== RECORDS SHOWN ==
* start *

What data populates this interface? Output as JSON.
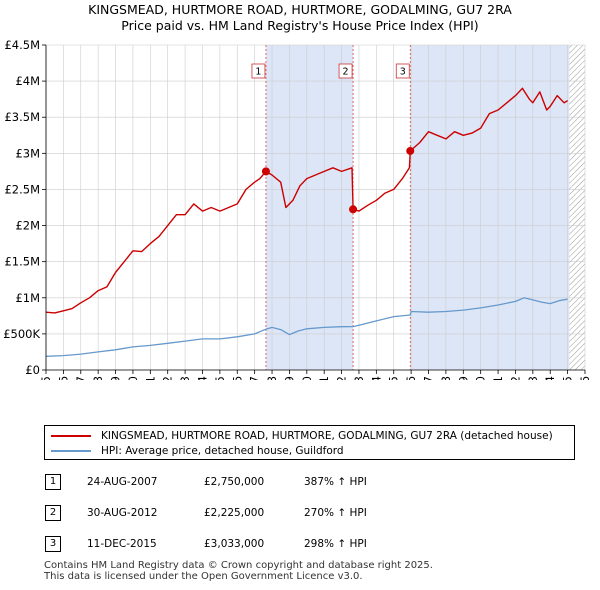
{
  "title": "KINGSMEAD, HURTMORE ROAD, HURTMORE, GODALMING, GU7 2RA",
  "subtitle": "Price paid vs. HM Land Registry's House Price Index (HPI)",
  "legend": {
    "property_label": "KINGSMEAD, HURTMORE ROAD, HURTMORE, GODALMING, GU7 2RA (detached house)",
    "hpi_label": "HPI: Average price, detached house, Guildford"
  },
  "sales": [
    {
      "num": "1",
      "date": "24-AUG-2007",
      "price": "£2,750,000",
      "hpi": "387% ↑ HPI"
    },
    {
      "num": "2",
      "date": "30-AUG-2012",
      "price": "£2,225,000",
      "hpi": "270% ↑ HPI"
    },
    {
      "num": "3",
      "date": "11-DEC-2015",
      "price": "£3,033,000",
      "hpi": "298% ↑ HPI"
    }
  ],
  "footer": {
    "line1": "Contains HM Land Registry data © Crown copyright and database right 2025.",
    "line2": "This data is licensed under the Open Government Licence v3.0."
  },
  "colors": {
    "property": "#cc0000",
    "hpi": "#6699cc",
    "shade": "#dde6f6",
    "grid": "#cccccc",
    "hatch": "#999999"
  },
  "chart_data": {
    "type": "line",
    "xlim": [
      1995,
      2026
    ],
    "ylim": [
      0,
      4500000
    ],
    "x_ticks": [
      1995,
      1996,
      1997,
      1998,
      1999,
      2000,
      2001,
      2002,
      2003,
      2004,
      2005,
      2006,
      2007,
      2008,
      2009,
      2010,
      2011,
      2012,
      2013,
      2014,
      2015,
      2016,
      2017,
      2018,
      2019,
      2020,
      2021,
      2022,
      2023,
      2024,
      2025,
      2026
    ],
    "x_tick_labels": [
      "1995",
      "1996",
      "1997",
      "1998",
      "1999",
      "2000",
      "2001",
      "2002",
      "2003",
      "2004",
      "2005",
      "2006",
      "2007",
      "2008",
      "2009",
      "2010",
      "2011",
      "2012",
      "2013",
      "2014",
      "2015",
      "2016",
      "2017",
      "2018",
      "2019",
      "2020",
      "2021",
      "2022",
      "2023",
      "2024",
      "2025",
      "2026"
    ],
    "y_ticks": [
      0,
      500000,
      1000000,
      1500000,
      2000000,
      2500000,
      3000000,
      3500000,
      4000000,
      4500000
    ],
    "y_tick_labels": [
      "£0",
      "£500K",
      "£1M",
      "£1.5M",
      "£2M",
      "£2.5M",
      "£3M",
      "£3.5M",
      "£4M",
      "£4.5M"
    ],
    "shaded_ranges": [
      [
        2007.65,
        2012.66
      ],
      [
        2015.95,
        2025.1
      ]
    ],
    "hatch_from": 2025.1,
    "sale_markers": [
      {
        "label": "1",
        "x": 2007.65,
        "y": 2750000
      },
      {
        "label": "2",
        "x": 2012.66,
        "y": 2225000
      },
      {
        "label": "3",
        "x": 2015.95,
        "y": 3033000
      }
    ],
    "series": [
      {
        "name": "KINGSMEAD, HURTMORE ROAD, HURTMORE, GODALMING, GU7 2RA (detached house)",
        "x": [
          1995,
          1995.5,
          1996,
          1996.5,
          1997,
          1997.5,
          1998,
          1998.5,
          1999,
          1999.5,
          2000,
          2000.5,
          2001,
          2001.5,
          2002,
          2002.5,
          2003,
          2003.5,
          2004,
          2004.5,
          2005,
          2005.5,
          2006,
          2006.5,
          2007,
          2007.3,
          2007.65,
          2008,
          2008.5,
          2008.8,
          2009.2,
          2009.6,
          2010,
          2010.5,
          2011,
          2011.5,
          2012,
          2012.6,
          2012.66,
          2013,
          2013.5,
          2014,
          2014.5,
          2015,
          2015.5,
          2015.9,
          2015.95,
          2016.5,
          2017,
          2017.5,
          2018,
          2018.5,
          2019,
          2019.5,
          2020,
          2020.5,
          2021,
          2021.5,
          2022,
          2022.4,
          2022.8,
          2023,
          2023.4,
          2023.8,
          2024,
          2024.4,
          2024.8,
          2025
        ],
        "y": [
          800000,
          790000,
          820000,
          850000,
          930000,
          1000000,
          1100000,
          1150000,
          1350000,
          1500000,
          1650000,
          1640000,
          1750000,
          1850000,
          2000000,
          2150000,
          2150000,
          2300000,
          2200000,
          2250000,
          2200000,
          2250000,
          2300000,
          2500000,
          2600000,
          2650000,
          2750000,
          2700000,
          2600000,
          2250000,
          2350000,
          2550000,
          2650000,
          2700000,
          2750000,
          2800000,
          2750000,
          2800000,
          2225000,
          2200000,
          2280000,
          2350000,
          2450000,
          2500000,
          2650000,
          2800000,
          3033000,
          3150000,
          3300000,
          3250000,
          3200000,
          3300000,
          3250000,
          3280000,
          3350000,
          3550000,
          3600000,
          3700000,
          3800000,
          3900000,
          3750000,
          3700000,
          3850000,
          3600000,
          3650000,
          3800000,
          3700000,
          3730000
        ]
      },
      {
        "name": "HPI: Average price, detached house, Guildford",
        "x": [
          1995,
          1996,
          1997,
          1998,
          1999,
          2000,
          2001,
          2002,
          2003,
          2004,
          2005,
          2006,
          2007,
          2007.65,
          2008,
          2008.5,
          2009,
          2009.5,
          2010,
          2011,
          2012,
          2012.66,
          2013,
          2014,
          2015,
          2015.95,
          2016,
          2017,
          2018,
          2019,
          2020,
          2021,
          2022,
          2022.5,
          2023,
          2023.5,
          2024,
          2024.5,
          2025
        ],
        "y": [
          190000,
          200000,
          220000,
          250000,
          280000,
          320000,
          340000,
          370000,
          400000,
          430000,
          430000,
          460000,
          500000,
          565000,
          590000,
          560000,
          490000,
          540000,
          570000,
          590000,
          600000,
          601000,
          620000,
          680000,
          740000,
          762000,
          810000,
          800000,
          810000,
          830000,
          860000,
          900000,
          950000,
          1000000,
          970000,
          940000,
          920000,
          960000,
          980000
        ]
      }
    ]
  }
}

* end *

== WHAT YOU SHOULD DO ==
Quote the records in their entirety, keeping the wording exact and excluding pictures.

== TASK RESULT ==
What data populates this interface? Output as JSON.
{
  "title": "KINGSMEAD, HURTMORE ROAD, HURTMORE, GODALMING, GU7 2RA",
  "subtitle": "Price paid vs. HM Land Registry's House Price Index (HPI)",
  "legend": {
    "property_label": "KINGSMEAD, HURTMORE ROAD, HURTMORE, GODALMING, GU7 2RA (detached house)",
    "hpi_label": "HPI: Average price, detached house, Guildford"
  },
  "sales": [
    {
      "num": "1",
      "date": "24-AUG-2007",
      "price": "£2,750,000",
      "hpi": "387% ↑ HPI"
    },
    {
      "num": "2",
      "date": "30-AUG-2012",
      "price": "£2,225,000",
      "hpi": "270% ↑ HPI"
    },
    {
      "num": "3",
      "date": "11-DEC-2015",
      "price": "£3,033,000",
      "hpi": "298% ↑ HPI"
    }
  ],
  "footer": {
    "line1": "Contains HM Land Registry data © Crown copyright and database right 2025.",
    "line2": "This data is licensed under the Open Government Licence v3.0."
  },
  "colors": {
    "property": "#cc0000",
    "hpi": "#6699cc",
    "shade": "#dde6f6",
    "grid": "#cccccc",
    "hatch": "#999999"
  },
  "chart_data": {
    "type": "line",
    "xlim": [
      1995,
      2026
    ],
    "ylim": [
      0,
      4500000
    ],
    "x_ticks": [
      1995,
      1996,
      1997,
      1998,
      1999,
      2000,
      2001,
      2002,
      2003,
      2004,
      2005,
      2006,
      2007,
      2008,
      2009,
      2010,
      2011,
      2012,
      2013,
      2014,
      2015,
      2016,
      2017,
      2018,
      2019,
      2020,
      2021,
      2022,
      2023,
      2024,
      2025,
      2026
    ],
    "x_tick_labels": [
      "1995",
      "1996",
      "1997",
      "1998",
      "1999",
      "2000",
      "2001",
      "2002",
      "2003",
      "2004",
      "2005",
      "2006",
      "2007",
      "2008",
      "2009",
      "2010",
      "2011",
      "2012",
      "2013",
      "2014",
      "2015",
      "2016",
      "2017",
      "2018",
      "2019",
      "2020",
      "2021",
      "2022",
      "2023",
      "2024",
      "2025",
      "2026"
    ],
    "y_ticks": [
      0,
      500000,
      1000000,
      1500000,
      2000000,
      2500000,
      3000000,
      3500000,
      4000000,
      4500000
    ],
    "y_tick_labels": [
      "£0",
      "£500K",
      "£1M",
      "£1.5M",
      "£2M",
      "£2.5M",
      "£3M",
      "£3.5M",
      "£4M",
      "£4.5M"
    ],
    "shaded_ranges": [
      [
        2007.65,
        2012.66
      ],
      [
        2015.95,
        2025.1
      ]
    ],
    "hatch_from": 2025.1,
    "sale_markers": [
      {
        "label": "1",
        "x": 2007.65,
        "y": 2750000
      },
      {
        "label": "2",
        "x": 2012.66,
        "y": 2225000
      },
      {
        "label": "3",
        "x": 2015.95,
        "y": 3033000
      }
    ],
    "series": [
      {
        "name": "KINGSMEAD, HURTMORE ROAD, HURTMORE, GODALMING, GU7 2RA (detached house)",
        "x": [
          1995,
          1995.5,
          1996,
          1996.5,
          1997,
          1997.5,
          1998,
          1998.5,
          1999,
          1999.5,
          2000,
          2000.5,
          2001,
          2001.5,
          2002,
          2002.5,
          2003,
          2003.5,
          2004,
          2004.5,
          2005,
          2005.5,
          2006,
          2006.5,
          2007,
          2007.3,
          2007.65,
          2008,
          2008.5,
          2008.8,
          2009.2,
          2009.6,
          2010,
          2010.5,
          2011,
          2011.5,
          2012,
          2012.6,
          2012.66,
          2013,
          2013.5,
          2014,
          2014.5,
          2015,
          2015.5,
          2015.9,
          2015.95,
          2016.5,
          2017,
          2017.5,
          2018,
          2018.5,
          2019,
          2019.5,
          2020,
          2020.5,
          2021,
          2021.5,
          2022,
          2022.4,
          2022.8,
          2023,
          2023.4,
          2023.8,
          2024,
          2024.4,
          2024.8,
          2025
        ],
        "y": [
          800000,
          790000,
          820000,
          850000,
          930000,
          1000000,
          1100000,
          1150000,
          1350000,
          1500000,
          1650000,
          1640000,
          1750000,
          1850000,
          2000000,
          2150000,
          2150000,
          2300000,
          2200000,
          2250000,
          2200000,
          2250000,
          2300000,
          2500000,
          2600000,
          2650000,
          2750000,
          2700000,
          2600000,
          2250000,
          2350000,
          2550000,
          2650000,
          2700000,
          2750000,
          2800000,
          2750000,
          2800000,
          2225000,
          2200000,
          2280000,
          2350000,
          2450000,
          2500000,
          2650000,
          2800000,
          3033000,
          3150000,
          3300000,
          3250000,
          3200000,
          3300000,
          3250000,
          3280000,
          3350000,
          3550000,
          3600000,
          3700000,
          3800000,
          3900000,
          3750000,
          3700000,
          3850000,
          3600000,
          3650000,
          3800000,
          3700000,
          3730000
        ]
      },
      {
        "name": "HPI: Average price, detached house, Guildford",
        "x": [
          1995,
          1996,
          1997,
          1998,
          1999,
          2000,
          2001,
          2002,
          2003,
          2004,
          2005,
          2006,
          2007,
          2007.65,
          2008,
          2008.5,
          2009,
          2009.5,
          2010,
          2011,
          2012,
          2012.66,
          2013,
          2014,
          2015,
          2015.95,
          2016,
          2017,
          2018,
          2019,
          2020,
          2021,
          2022,
          2022.5,
          2023,
          2023.5,
          2024,
          2024.5,
          2025
        ],
        "y": [
          190000,
          200000,
          220000,
          250000,
          280000,
          320000,
          340000,
          370000,
          400000,
          430000,
          430000,
          460000,
          500000,
          565000,
          590000,
          560000,
          490000,
          540000,
          570000,
          590000,
          600000,
          601000,
          620000,
          680000,
          740000,
          762000,
          810000,
          800000,
          810000,
          830000,
          860000,
          900000,
          950000,
          1000000,
          970000,
          940000,
          920000,
          960000,
          980000
        ]
      }
    ]
  }
}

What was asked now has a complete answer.